WRITTEN REQUEST ▸
Pull every line holding the string "Stockholm" from the records below.

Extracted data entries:

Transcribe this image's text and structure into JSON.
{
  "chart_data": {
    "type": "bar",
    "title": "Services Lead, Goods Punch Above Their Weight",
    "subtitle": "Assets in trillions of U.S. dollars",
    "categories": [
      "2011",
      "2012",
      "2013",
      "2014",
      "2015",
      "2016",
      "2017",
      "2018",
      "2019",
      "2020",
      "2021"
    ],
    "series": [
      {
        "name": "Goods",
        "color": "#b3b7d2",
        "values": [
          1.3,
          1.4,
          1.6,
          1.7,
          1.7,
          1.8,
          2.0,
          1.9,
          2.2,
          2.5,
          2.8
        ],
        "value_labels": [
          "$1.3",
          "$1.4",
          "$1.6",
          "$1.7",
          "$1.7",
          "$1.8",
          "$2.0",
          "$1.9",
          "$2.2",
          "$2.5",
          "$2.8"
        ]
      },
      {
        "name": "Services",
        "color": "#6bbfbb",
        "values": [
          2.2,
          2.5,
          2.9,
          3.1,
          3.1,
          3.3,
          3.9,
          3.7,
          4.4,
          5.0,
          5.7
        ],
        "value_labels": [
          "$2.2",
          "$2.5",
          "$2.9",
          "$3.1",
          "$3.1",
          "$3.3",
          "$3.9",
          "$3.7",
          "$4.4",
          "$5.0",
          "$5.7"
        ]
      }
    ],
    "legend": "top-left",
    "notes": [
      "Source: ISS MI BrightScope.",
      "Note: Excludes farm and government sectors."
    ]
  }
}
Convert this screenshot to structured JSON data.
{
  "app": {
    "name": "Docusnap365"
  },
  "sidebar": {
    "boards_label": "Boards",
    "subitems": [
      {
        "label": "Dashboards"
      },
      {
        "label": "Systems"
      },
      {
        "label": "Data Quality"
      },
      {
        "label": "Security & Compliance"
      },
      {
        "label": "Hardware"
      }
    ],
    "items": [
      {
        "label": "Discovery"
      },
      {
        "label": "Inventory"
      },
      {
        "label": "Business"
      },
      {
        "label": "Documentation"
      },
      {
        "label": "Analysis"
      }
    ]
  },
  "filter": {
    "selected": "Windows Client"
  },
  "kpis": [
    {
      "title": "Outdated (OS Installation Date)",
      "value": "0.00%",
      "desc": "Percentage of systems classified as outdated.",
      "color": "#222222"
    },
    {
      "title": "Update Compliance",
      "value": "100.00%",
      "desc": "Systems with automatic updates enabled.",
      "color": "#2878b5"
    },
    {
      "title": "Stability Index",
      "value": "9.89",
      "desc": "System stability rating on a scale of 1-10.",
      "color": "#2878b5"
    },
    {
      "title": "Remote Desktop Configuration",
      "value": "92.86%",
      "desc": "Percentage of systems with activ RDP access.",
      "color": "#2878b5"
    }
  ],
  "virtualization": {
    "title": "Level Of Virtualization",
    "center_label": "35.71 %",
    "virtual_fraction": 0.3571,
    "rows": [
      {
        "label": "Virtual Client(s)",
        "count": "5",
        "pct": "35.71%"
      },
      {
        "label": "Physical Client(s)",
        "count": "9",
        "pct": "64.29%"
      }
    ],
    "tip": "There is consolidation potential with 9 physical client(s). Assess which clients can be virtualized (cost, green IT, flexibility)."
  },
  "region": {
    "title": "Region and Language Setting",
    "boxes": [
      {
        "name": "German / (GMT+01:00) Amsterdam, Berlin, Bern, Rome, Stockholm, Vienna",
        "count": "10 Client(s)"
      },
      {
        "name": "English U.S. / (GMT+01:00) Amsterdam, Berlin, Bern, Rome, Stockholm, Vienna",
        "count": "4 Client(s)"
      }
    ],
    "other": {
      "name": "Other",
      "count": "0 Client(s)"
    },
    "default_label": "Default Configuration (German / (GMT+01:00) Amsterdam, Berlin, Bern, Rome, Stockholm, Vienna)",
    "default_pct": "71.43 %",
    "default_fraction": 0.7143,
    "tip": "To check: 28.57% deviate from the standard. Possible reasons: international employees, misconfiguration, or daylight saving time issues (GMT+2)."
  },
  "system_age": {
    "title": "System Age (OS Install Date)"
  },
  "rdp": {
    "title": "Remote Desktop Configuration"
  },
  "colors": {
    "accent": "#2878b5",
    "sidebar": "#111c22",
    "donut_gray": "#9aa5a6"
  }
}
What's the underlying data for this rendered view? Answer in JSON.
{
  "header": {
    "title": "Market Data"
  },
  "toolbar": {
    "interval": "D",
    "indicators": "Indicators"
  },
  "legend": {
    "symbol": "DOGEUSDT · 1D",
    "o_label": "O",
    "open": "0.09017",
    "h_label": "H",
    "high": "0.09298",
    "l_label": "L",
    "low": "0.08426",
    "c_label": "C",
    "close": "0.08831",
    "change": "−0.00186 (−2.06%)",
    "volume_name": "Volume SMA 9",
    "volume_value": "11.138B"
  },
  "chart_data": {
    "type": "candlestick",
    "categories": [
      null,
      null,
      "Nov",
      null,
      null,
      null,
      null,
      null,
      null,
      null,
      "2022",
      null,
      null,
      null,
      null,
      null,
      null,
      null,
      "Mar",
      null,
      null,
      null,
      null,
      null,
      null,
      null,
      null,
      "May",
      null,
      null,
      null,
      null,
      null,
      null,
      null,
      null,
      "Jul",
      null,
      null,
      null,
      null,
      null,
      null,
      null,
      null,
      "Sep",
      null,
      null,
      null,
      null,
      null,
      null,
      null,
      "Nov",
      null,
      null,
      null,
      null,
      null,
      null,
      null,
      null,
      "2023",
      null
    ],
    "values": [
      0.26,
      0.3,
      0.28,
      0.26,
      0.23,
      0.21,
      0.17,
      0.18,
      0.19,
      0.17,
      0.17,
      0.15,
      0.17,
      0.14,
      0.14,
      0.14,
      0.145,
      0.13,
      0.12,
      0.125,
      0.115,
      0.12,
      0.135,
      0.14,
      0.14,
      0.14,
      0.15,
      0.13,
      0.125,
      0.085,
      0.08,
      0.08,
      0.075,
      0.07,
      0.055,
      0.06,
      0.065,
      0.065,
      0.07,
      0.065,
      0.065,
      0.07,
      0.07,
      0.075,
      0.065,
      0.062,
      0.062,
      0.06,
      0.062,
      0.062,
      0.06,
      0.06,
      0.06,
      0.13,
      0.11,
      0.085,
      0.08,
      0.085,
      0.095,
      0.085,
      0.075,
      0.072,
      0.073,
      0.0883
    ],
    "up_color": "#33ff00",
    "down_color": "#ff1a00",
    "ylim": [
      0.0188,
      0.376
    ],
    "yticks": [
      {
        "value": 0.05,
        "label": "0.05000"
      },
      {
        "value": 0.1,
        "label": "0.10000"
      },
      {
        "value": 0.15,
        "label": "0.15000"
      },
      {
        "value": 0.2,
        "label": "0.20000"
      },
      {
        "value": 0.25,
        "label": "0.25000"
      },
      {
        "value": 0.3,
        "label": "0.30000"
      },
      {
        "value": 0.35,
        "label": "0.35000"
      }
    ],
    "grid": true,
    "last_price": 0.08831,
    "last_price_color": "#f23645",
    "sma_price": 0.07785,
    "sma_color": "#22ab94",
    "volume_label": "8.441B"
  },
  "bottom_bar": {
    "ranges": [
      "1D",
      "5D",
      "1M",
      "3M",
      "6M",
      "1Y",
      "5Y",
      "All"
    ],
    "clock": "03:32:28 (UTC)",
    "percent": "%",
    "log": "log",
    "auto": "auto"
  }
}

SOLUTION BELOW ▸
        "name": "German / (GMT+01:00) Amsterdam, Berlin, Bern, Rome, Stockholm, Vienna",
        "name": "English U.S. / (GMT+01:00) Amsterdam, Berlin, Bern, Rome, Stockholm, Vienna",
    "default_label": "Default Configuration (German / (GMT+01:00) Amsterdam, Berlin, Bern, Rome, Stockholm, Vienna)",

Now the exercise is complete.